Return each line of the data below exactly, omitting any pictures.

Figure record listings
=-=-=

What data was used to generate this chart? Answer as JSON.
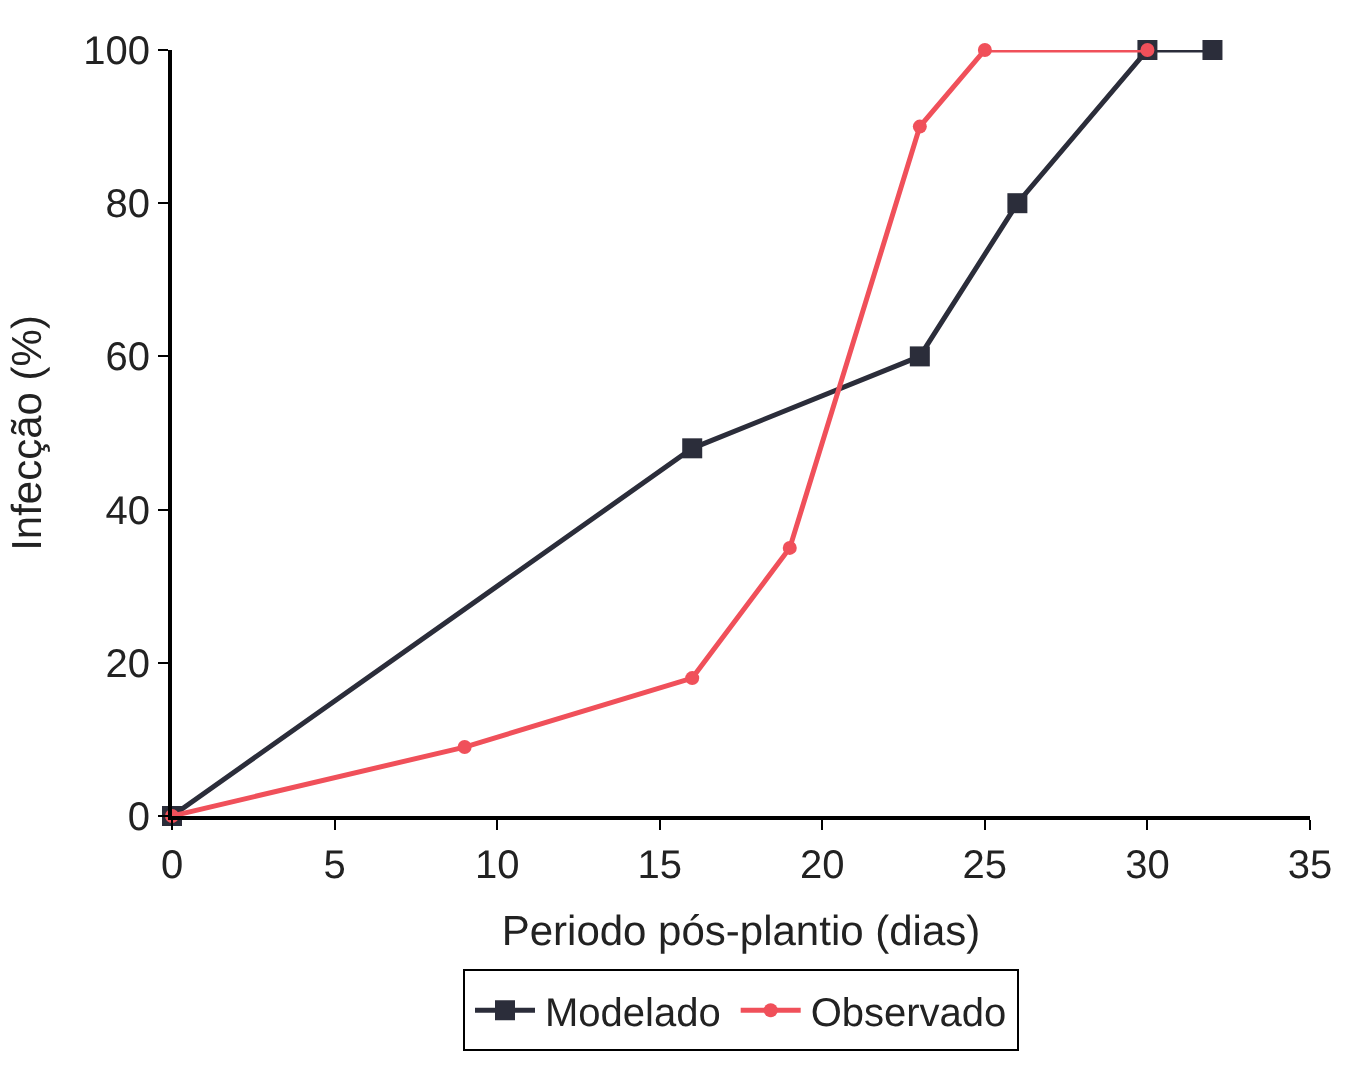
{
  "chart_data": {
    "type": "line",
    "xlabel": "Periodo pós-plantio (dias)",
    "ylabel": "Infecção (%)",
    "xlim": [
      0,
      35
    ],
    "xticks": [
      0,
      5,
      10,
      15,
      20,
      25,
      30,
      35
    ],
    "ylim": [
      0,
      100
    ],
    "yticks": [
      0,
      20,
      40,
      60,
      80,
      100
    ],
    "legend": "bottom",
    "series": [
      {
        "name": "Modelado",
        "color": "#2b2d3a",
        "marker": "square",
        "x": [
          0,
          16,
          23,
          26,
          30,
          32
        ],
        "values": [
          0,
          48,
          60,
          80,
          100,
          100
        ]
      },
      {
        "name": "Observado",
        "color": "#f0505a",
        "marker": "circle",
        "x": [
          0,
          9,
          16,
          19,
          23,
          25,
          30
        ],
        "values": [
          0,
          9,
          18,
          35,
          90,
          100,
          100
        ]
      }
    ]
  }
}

=-=-=

=== Solution for this task ===
What data was used to generate this chart? Answer as JSON.
{
  "chart_data": {
    "type": "line",
    "xlabel": "Periodo pós-plantio (dias)",
    "ylabel": "Infecção (%)",
    "xlim": [
      0,
      35
    ],
    "xticks": [
      0,
      5,
      10,
      15,
      20,
      25,
      30,
      35
    ],
    "ylim": [
      0,
      100
    ],
    "yticks": [
      0,
      20,
      40,
      60,
      80,
      100
    ],
    "legend": "bottom",
    "series": [
      {
        "name": "Modelado",
        "color": "#2b2d3a",
        "marker": "square",
        "x": [
          0,
          16,
          23,
          26,
          30,
          32
        ],
        "values": [
          0,
          48,
          60,
          80,
          100,
          100
        ]
      },
      {
        "name": "Observado",
        "color": "#f0505a",
        "marker": "circle",
        "x": [
          0,
          9,
          16,
          19,
          23,
          25,
          30
        ],
        "values": [
          0,
          9,
          18,
          35,
          90,
          100,
          100
        ]
      }
    ]
  }
}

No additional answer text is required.